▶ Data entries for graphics
----------

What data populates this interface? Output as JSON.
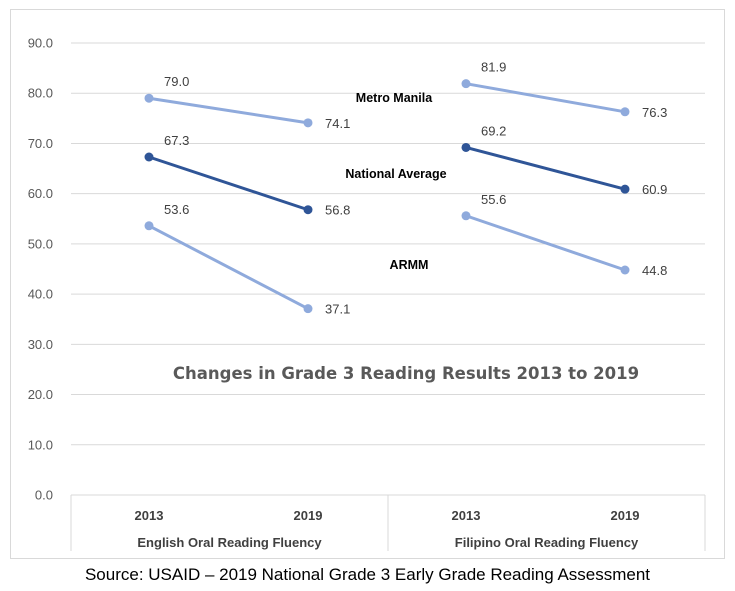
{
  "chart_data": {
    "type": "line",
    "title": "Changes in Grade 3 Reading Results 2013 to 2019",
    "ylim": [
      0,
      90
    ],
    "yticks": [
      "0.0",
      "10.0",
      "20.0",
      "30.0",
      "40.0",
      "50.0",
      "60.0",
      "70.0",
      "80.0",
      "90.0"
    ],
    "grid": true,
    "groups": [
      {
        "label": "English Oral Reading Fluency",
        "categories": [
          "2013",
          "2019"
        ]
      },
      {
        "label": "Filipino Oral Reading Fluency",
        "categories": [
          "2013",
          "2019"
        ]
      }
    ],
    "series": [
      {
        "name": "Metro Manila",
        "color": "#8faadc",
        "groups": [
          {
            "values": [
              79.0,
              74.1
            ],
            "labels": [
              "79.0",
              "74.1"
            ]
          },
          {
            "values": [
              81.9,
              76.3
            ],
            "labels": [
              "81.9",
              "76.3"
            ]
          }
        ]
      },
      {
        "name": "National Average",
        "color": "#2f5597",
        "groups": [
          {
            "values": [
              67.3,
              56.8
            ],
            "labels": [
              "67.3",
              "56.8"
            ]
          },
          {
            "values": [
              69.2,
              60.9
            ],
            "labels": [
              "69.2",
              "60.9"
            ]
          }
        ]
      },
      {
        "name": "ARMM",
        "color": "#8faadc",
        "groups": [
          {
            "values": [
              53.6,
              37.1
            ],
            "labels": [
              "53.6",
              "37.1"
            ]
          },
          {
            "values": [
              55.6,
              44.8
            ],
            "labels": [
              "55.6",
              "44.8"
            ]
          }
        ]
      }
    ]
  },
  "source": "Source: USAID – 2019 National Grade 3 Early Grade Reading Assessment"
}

----------

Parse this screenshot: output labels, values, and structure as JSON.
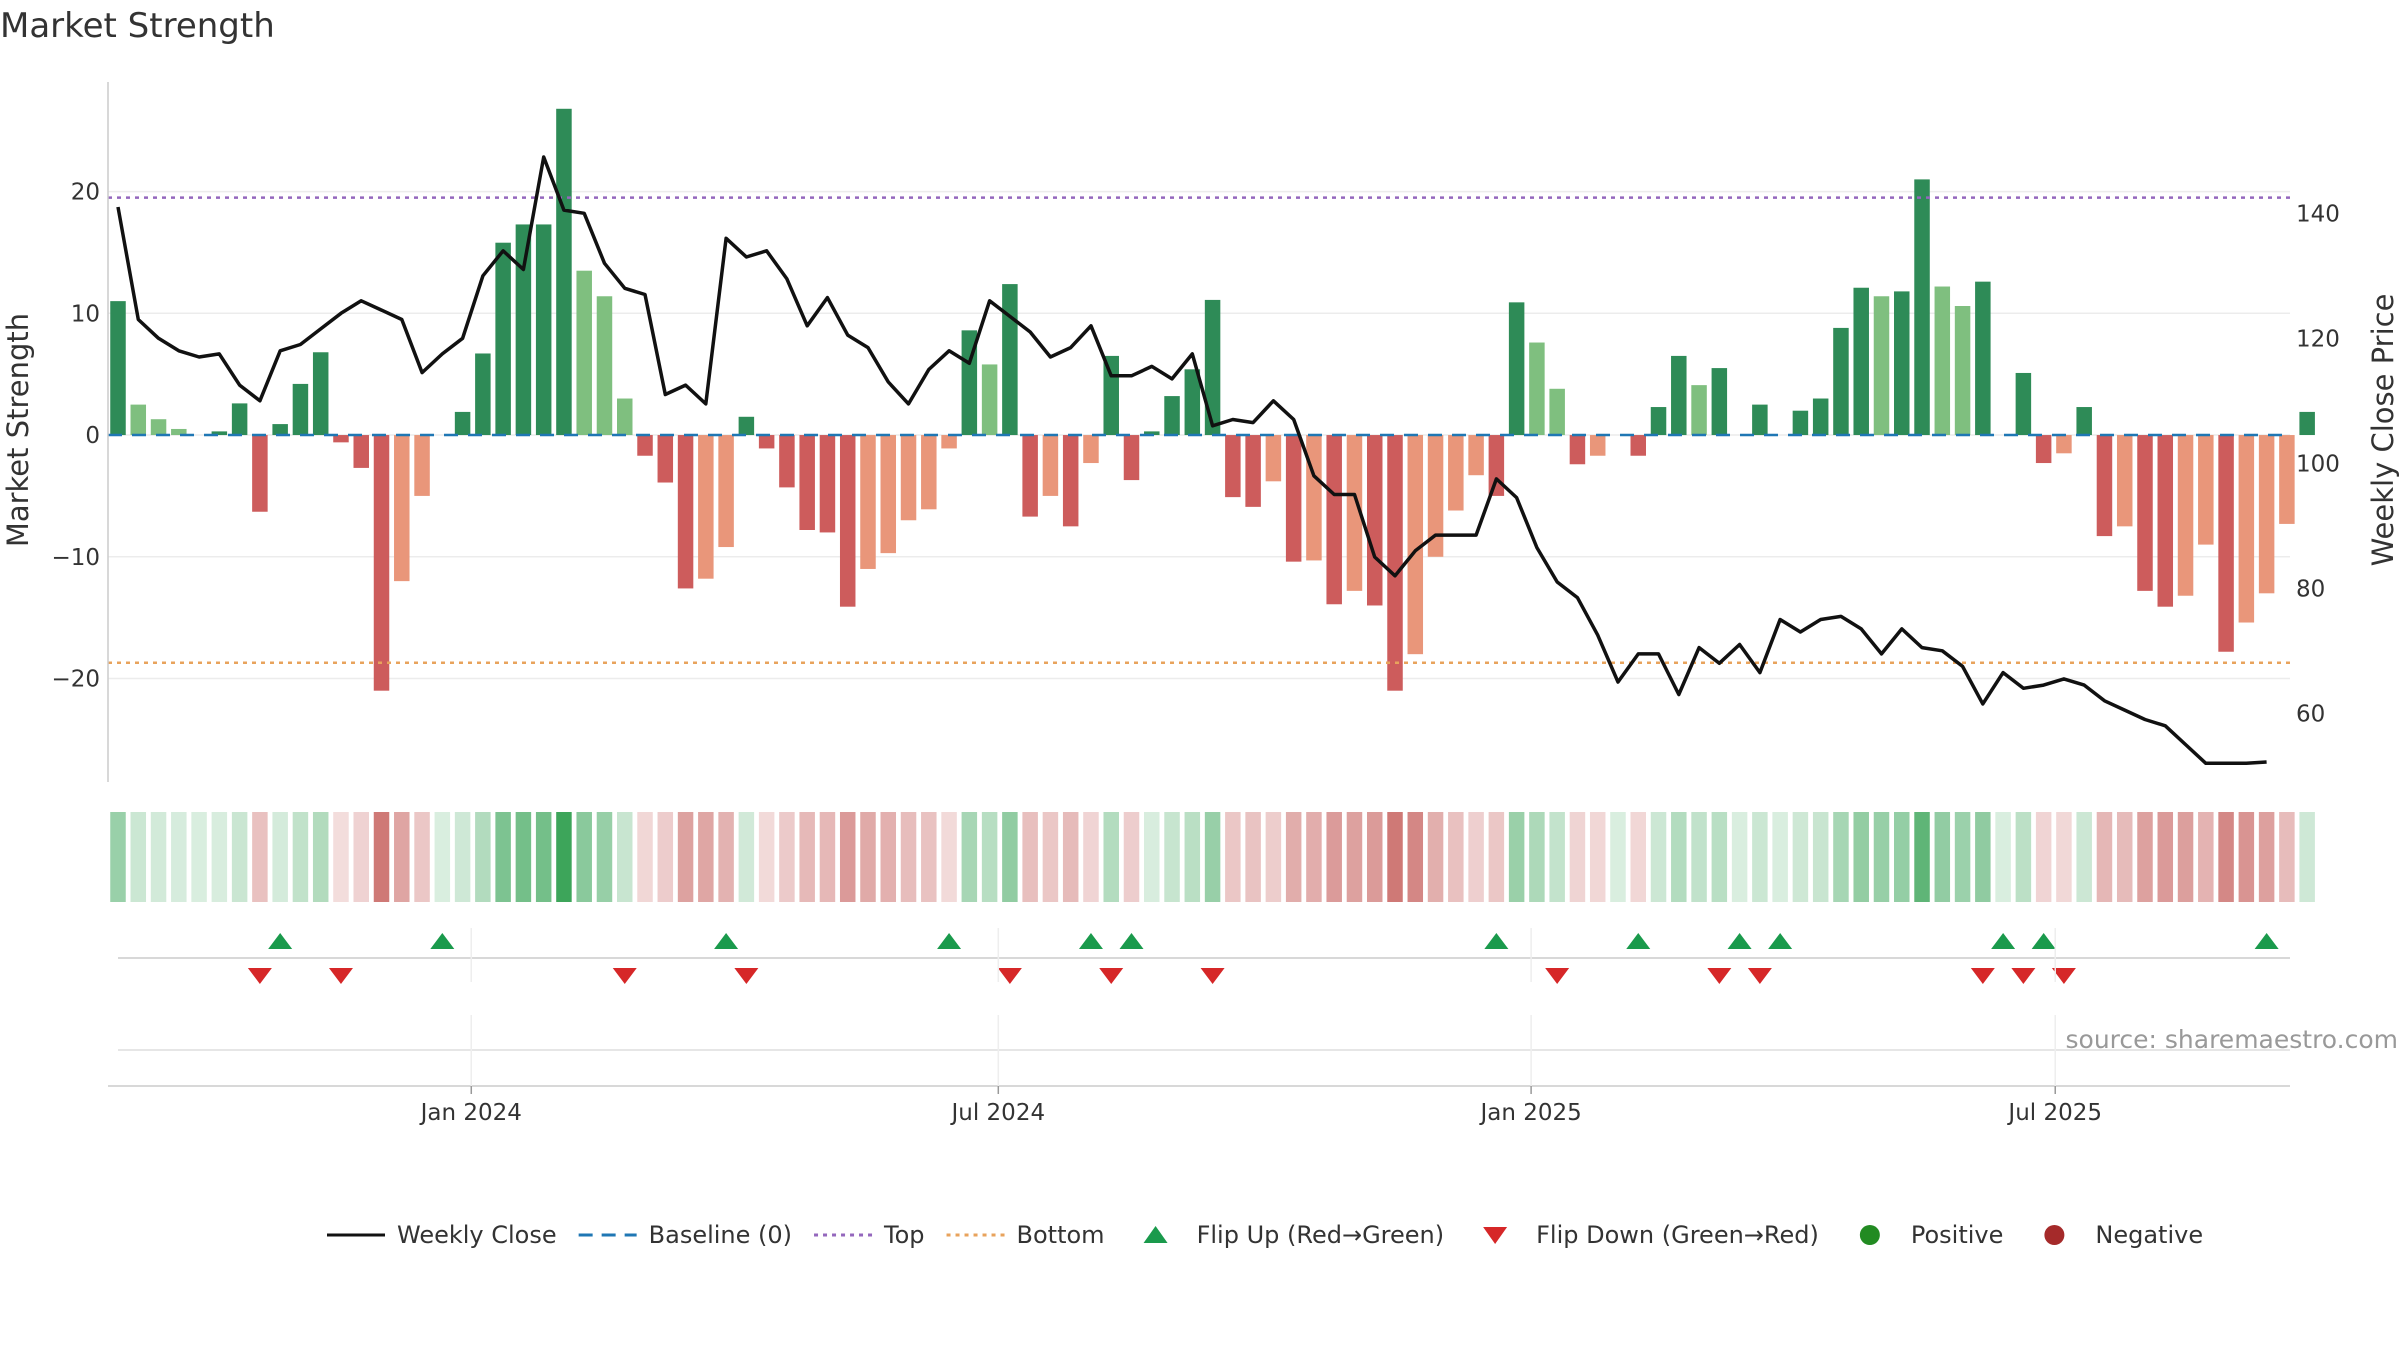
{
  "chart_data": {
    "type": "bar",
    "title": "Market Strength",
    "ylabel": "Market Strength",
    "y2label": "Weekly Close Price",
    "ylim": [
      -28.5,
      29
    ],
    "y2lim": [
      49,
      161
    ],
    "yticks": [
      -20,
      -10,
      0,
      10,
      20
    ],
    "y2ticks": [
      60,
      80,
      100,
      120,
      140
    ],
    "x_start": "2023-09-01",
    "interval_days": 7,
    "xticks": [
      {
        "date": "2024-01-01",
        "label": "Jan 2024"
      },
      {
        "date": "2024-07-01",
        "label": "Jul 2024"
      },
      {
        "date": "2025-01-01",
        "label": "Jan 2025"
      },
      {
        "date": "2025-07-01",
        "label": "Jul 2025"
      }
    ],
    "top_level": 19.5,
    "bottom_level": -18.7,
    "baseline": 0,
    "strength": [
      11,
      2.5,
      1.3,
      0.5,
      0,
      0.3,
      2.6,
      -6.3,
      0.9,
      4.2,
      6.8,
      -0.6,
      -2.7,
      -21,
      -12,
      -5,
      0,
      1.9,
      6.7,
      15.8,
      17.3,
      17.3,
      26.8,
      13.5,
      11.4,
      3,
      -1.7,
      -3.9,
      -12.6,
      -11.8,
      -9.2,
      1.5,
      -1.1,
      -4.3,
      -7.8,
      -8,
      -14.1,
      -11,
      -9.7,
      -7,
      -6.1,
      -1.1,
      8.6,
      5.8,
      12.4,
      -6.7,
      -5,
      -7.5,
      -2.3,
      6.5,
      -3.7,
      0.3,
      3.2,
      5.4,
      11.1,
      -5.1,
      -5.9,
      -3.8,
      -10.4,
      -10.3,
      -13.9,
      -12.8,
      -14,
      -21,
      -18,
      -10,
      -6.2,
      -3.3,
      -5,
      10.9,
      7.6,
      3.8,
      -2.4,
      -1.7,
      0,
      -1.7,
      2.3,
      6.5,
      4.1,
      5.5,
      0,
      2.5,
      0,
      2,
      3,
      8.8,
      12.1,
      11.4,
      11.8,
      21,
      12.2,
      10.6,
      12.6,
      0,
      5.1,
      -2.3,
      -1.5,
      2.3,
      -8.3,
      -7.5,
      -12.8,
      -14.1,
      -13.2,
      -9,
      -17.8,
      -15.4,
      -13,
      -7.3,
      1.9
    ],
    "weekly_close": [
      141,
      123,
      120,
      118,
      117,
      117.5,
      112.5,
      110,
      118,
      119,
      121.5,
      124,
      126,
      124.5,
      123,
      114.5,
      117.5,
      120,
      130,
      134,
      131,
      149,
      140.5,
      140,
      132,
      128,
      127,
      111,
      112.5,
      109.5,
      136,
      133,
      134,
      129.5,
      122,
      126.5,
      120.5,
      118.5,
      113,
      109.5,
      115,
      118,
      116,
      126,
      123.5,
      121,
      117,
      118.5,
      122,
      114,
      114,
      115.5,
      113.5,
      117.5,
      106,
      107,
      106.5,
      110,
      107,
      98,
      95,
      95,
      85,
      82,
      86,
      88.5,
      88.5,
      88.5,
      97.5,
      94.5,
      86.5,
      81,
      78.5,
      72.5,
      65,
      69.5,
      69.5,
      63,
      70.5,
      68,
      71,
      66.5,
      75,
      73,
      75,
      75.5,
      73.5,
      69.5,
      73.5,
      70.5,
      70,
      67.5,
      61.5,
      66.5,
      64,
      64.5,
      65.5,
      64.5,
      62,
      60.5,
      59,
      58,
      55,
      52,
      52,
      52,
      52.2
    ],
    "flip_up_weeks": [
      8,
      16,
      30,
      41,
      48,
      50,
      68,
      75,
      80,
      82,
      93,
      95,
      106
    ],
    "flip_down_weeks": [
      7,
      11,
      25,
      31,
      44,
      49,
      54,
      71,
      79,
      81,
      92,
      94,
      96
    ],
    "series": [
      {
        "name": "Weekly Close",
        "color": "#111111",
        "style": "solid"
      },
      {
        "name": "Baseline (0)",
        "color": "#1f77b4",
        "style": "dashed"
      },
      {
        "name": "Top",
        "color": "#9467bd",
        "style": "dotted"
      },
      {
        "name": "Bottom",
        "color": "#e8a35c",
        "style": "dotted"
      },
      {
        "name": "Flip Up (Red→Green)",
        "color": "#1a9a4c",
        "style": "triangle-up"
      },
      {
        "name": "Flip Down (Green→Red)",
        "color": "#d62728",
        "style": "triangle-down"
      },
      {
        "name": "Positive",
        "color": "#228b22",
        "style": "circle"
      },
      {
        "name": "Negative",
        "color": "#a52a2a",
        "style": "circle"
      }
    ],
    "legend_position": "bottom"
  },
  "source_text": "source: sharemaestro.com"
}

----------

Within the listing, how many lines hold the word "Grade"? Only the number is to be given.

2